═════ Excerpted records
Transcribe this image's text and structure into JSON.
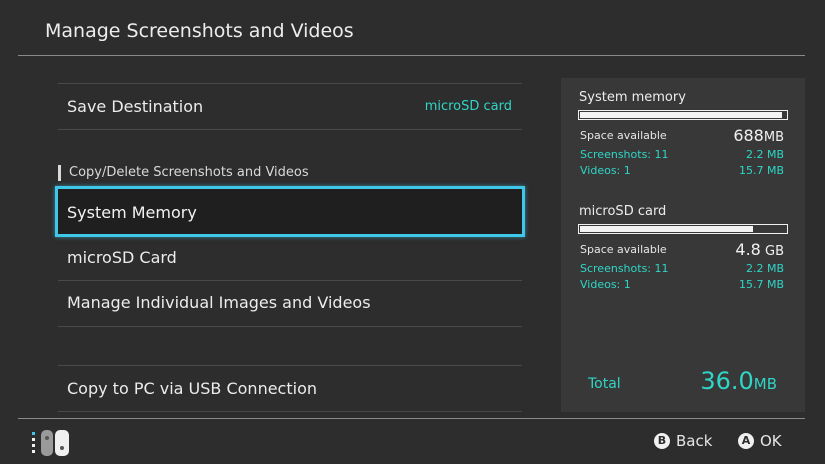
{
  "header": {
    "title": "Manage Screenshots and Videos"
  },
  "menu": {
    "save_destination": {
      "label": "Save Destination",
      "value": "microSD card"
    },
    "section_label": "Copy/Delete Screenshots and Videos",
    "items": [
      {
        "label": "System Memory",
        "selected": true
      },
      {
        "label": "microSD Card"
      },
      {
        "label": "Manage Individual Images and Videos"
      }
    ],
    "copy_usb": {
      "label": "Copy to PC via USB Connection"
    }
  },
  "storage": {
    "system": {
      "title": "System memory",
      "space_label": "Space available",
      "space_value": "688",
      "space_unit": "MB",
      "usage_fraction": 0.98,
      "screenshots_label": "Screenshots: 11",
      "screenshots_size": "2.2 MB",
      "videos_label": "Videos: 1",
      "videos_size": "15.7 MB"
    },
    "sd": {
      "title": "microSD card",
      "space_label": "Space available",
      "space_value": "4.8",
      "space_unit": "GB",
      "usage_fraction": 0.84,
      "screenshots_label": "Screenshots: 11",
      "screenshots_size": "2.2 MB",
      "videos_label": "Videos: 1",
      "videos_size": "15.7 MB"
    },
    "total_label": "Total",
    "total_value": "36.0",
    "total_unit": "MB"
  },
  "footer": {
    "back_button_glyph": "B",
    "back_label": "Back",
    "ok_button_glyph": "A",
    "ok_label": "OK",
    "controller_icon": "joy-con-icon",
    "colors": {
      "accent": "#3ec7e8",
      "highlight": "#2fd6c6"
    }
  }
}
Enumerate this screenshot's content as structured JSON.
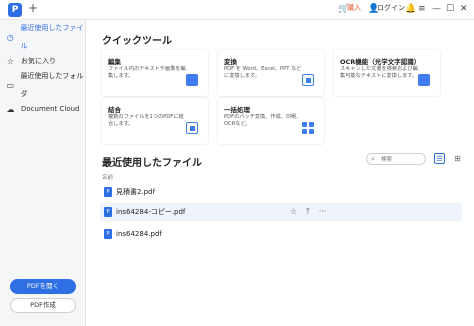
══════════
What to do => All of the data needs repeating exactly, but the pictures do not.

Final answer =>
Transcribe this image's text and structure into JSON.
{
  "header": {
    "title": "Manage Screenshots and Videos"
  },
  "menu": {
    "save_destination": {
      "label": "Save Destination",
      "value": "microSD card"
    },
    "section_label": "Copy/Delete Screenshots and Videos",
    "items": [
      {
        "label": "System Memory",
        "selected": true
      },
      {
        "label": "microSD Card"
      },
      {
        "label": "Manage Individual Images and Videos"
      }
    ],
    "copy_usb": {
      "label": "Copy to PC via USB Connection"
    }
  },
  "storage": {
    "system": {
      "title": "System memory",
      "space_label": "Space available",
      "space_value": "688",
      "space_unit": "MB",
      "usage_fraction": 0.98,
      "screenshots_label": "Screenshots: 11",
      "screenshots_size": "2.2 MB",
      "videos_label": "Videos: 1",
      "videos_size": "15.7 MB"
    },
    "sd": {
      "title": "microSD card",
      "space_label": "Space available",
      "space_value": "4.8",
      "space_unit": "GB",
      "usage_fraction": 0.84,
      "screenshots_label": "Screenshots: 11",
      "screenshots_size": "2.2 MB",
      "videos_label": "Videos: 1",
      "videos_size": "15.7 MB"
    },
    "total_label": "Total",
    "total_value": "36.0",
    "total_unit": "MB"
  },
  "footer": {
    "back_button_glyph": "B",
    "back_label": "Back",
    "ok_button_glyph": "A",
    "ok_label": "OK",
    "controller_icon": "joy-con-icon",
    "colors": {
      "accent": "#3ec7e8",
      "highlight": "#2fd6c6"
    }
  }
}
Enumerate this screenshot's content as structured JSON.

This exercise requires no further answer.